- [What you will do]: Copy out the data below as written; omit any images.

-- -- --

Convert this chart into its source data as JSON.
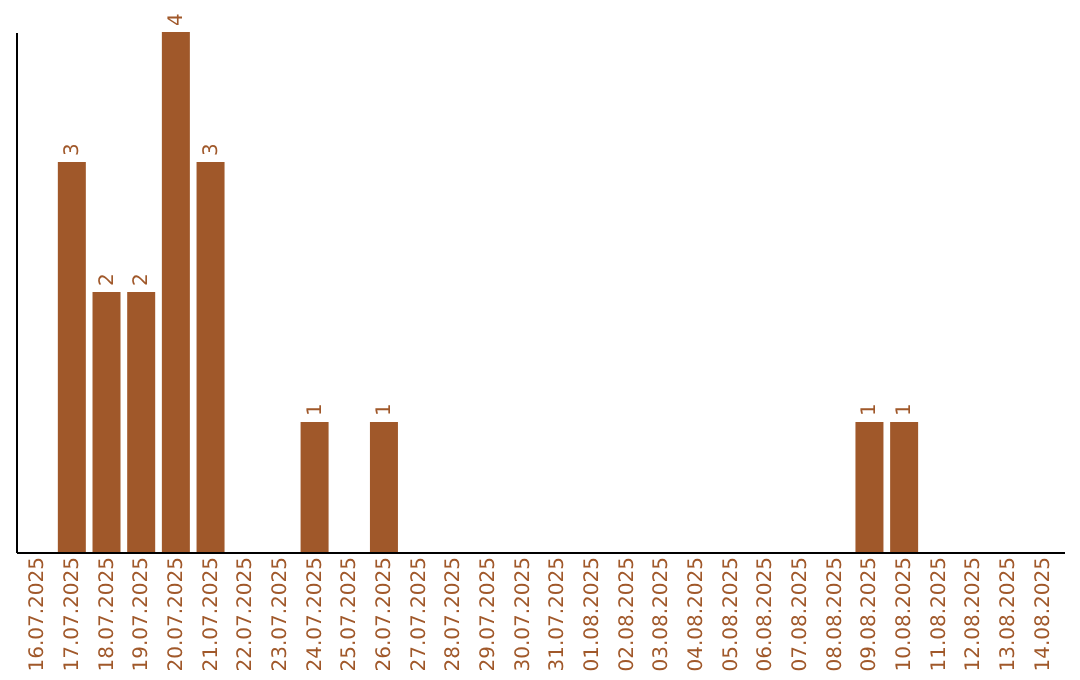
{
  "chart_data": {
    "type": "bar",
    "categories": [
      "16.07.2025",
      "17.07.2025",
      "18.07.2025",
      "19.07.2025",
      "20.07.2025",
      "21.07.2025",
      "22.07.2025",
      "23.07.2025",
      "24.07.2025",
      "25.07.2025",
      "26.07.2025",
      "27.07.2025",
      "28.07.2025",
      "29.07.2025",
      "30.07.2025",
      "31.07.2025",
      "01.08.2025",
      "02.08.2025",
      "03.08.2025",
      "04.08.2025",
      "05.08.2025",
      "06.08.2025",
      "07.08.2025",
      "08.08.2025",
      "09.08.2025",
      "10.08.2025",
      "11.08.2025",
      "12.08.2025",
      "13.08.2025",
      "14.08.2025"
    ],
    "values": [
      0,
      3,
      2,
      2,
      4,
      3,
      0,
      0,
      1,
      0,
      1,
      0,
      0,
      0,
      0,
      0,
      0,
      0,
      0,
      0,
      0,
      0,
      0,
      0,
      1,
      1,
      0,
      0,
      0,
      0
    ],
    "value_labels": [
      null,
      "3",
      "2",
      "2",
      "4",
      "3",
      null,
      null,
      "1",
      null,
      "1",
      null,
      null,
      null,
      null,
      null,
      null,
      null,
      null,
      null,
      null,
      null,
      null,
      null,
      "1",
      "1",
      null,
      null,
      null,
      null
    ],
    "color": "#a0582a",
    "tick_labels": "x",
    "grid": false
  }
}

-- -- --

- [Exercise answer]:
Convert this chart into its source data as JSON.
{
  "chart_data": {
    "type": "bar",
    "categories": [
      "16.07.2025",
      "17.07.2025",
      "18.07.2025",
      "19.07.2025",
      "20.07.2025",
      "21.07.2025",
      "22.07.2025",
      "23.07.2025",
      "24.07.2025",
      "25.07.2025",
      "26.07.2025",
      "27.07.2025",
      "28.07.2025",
      "29.07.2025",
      "30.07.2025",
      "31.07.2025",
      "01.08.2025",
      "02.08.2025",
      "03.08.2025",
      "04.08.2025",
      "05.08.2025",
      "06.08.2025",
      "07.08.2025",
      "08.08.2025",
      "09.08.2025",
      "10.08.2025",
      "11.08.2025",
      "12.08.2025",
      "13.08.2025",
      "14.08.2025"
    ],
    "values": [
      0,
      3,
      2,
      2,
      4,
      3,
      0,
      0,
      1,
      0,
      1,
      0,
      0,
      0,
      0,
      0,
      0,
      0,
      0,
      0,
      0,
      0,
      0,
      0,
      1,
      1,
      0,
      0,
      0,
      0
    ],
    "value_labels": [
      null,
      "3",
      "2",
      "2",
      "4",
      "3",
      null,
      null,
      "1",
      null,
      "1",
      null,
      null,
      null,
      null,
      null,
      null,
      null,
      null,
      null,
      null,
      null,
      null,
      null,
      "1",
      "1",
      null,
      null,
      null,
      null
    ],
    "color": "#a0582a",
    "tick_labels": "x",
    "grid": false
  }
}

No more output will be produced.